Write every entry out again exactly, please, and skip the pictures.
• • • • •
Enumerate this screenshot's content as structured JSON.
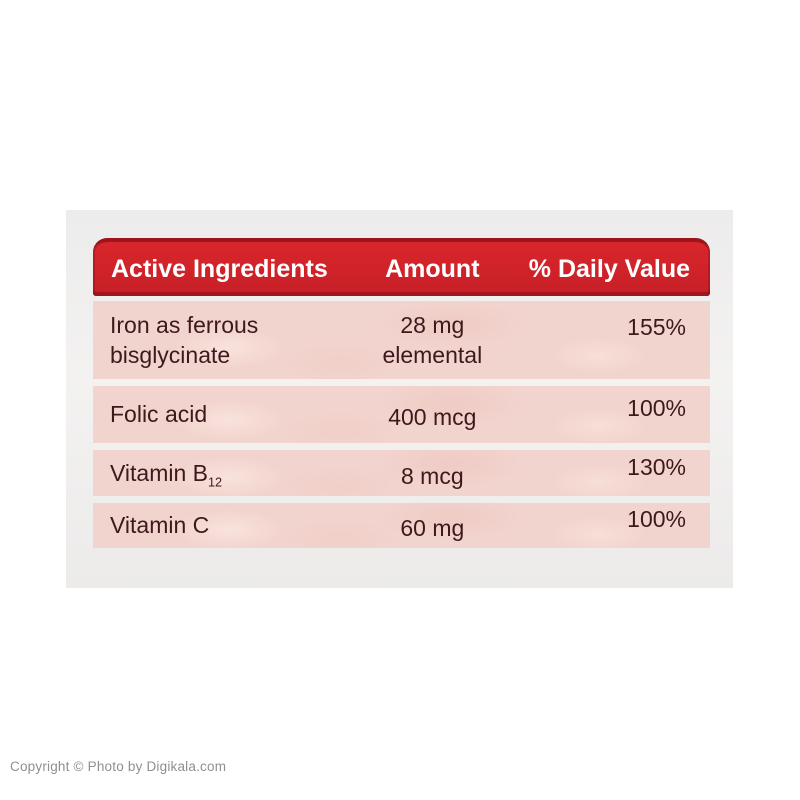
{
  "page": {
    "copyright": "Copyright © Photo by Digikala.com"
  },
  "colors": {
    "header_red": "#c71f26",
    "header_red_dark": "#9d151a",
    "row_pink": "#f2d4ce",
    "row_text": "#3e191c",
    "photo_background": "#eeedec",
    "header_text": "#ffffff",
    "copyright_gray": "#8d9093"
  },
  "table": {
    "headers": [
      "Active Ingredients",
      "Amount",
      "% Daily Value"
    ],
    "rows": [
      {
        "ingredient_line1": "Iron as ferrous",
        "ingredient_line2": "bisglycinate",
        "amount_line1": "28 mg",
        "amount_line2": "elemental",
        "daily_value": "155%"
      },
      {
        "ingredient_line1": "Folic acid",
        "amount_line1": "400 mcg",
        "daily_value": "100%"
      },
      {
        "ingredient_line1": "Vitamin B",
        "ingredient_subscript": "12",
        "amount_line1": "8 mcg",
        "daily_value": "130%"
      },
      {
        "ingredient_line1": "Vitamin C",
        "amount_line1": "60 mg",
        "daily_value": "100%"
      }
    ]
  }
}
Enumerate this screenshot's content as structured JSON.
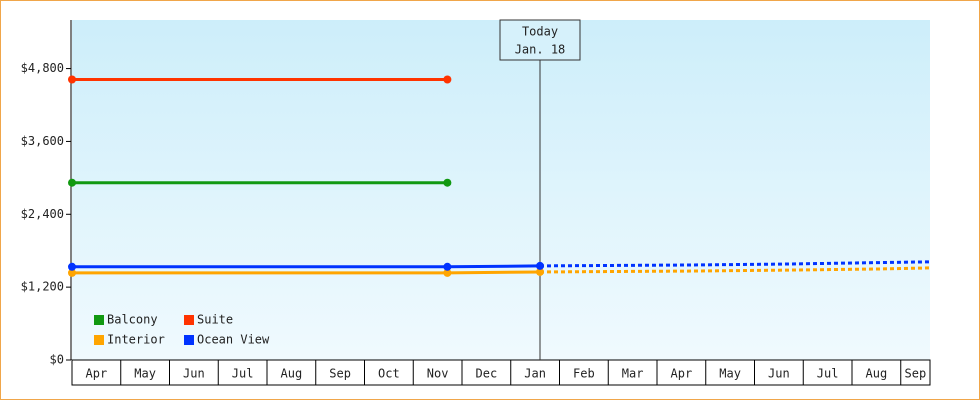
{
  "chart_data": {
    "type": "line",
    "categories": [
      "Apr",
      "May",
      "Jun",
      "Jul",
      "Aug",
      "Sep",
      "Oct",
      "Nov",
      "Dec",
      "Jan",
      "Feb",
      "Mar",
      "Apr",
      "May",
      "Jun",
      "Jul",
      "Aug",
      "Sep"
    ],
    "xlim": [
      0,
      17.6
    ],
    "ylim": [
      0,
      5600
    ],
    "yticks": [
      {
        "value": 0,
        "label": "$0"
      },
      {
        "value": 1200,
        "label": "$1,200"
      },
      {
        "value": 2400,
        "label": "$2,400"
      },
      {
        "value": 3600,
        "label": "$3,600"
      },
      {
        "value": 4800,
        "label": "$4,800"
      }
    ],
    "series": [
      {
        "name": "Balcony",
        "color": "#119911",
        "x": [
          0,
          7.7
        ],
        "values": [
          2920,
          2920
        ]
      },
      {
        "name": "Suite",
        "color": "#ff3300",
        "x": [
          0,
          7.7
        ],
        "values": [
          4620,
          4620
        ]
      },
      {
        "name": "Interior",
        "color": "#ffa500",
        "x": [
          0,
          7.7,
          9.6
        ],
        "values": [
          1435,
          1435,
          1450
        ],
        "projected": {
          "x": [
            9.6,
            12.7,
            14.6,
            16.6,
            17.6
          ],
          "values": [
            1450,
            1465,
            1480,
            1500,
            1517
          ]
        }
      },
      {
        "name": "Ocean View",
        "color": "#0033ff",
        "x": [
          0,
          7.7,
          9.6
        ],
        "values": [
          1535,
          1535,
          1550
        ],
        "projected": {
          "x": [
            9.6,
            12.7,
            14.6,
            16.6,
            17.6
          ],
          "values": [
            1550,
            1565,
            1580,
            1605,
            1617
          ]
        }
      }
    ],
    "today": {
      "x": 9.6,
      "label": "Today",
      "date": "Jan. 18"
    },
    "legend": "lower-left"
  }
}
• • • • •
Response:
Enumerate this screenshot's content as structured JSON.
{
  "page": {
    "copyright": "Copyright © Photo by Digikala.com"
  },
  "colors": {
    "header_red": "#c71f26",
    "header_red_dark": "#9d151a",
    "row_pink": "#f2d4ce",
    "row_text": "#3e191c",
    "photo_background": "#eeedec",
    "header_text": "#ffffff",
    "copyright_gray": "#8d9093"
  },
  "table": {
    "headers": [
      "Active Ingredients",
      "Amount",
      "% Daily Value"
    ],
    "rows": [
      {
        "ingredient_line1": "Iron as ferrous",
        "ingredient_line2": "bisglycinate",
        "amount_line1": "28 mg",
        "amount_line2": "elemental",
        "daily_value": "155%"
      },
      {
        "ingredient_line1": "Folic acid",
        "amount_line1": "400 mcg",
        "daily_value": "100%"
      },
      {
        "ingredient_line1": "Vitamin B",
        "ingredient_subscript": "12",
        "amount_line1": "8 mcg",
        "daily_value": "130%"
      },
      {
        "ingredient_line1": "Vitamin C",
        "amount_line1": "60 mg",
        "daily_value": "100%"
      }
    ]
  }
}
Enumerate this screenshot's content as structured JSON.
{
  "chart_data": {
    "type": "line",
    "categories": [
      "Apr",
      "May",
      "Jun",
      "Jul",
      "Aug",
      "Sep",
      "Oct",
      "Nov",
      "Dec",
      "Jan",
      "Feb",
      "Mar",
      "Apr",
      "May",
      "Jun",
      "Jul",
      "Aug",
      "Sep"
    ],
    "xlim": [
      0,
      17.6
    ],
    "ylim": [
      0,
      5600
    ],
    "yticks": [
      {
        "value": 0,
        "label": "$0"
      },
      {
        "value": 1200,
        "label": "$1,200"
      },
      {
        "value": 2400,
        "label": "$2,400"
      },
      {
        "value": 3600,
        "label": "$3,600"
      },
      {
        "value": 4800,
        "label": "$4,800"
      }
    ],
    "series": [
      {
        "name": "Balcony",
        "color": "#119911",
        "x": [
          0,
          7.7
        ],
        "values": [
          2920,
          2920
        ]
      },
      {
        "name": "Suite",
        "color": "#ff3300",
        "x": [
          0,
          7.7
        ],
        "values": [
          4620,
          4620
        ]
      },
      {
        "name": "Interior",
        "color": "#ffa500",
        "x": [
          0,
          7.7,
          9.6
        ],
        "values": [
          1435,
          1435,
          1450
        ],
        "projected": {
          "x": [
            9.6,
            12.7,
            14.6,
            16.6,
            17.6
          ],
          "values": [
            1450,
            1465,
            1480,
            1500,
            1517
          ]
        }
      },
      {
        "name": "Ocean View",
        "color": "#0033ff",
        "x": [
          0,
          7.7,
          9.6
        ],
        "values": [
          1535,
          1535,
          1550
        ],
        "projected": {
          "x": [
            9.6,
            12.7,
            14.6,
            16.6,
            17.6
          ],
          "values": [
            1550,
            1565,
            1580,
            1605,
            1617
          ]
        }
      }
    ],
    "today": {
      "x": 9.6,
      "label": "Today",
      "date": "Jan. 18"
    },
    "legend": "lower-left"
  }
}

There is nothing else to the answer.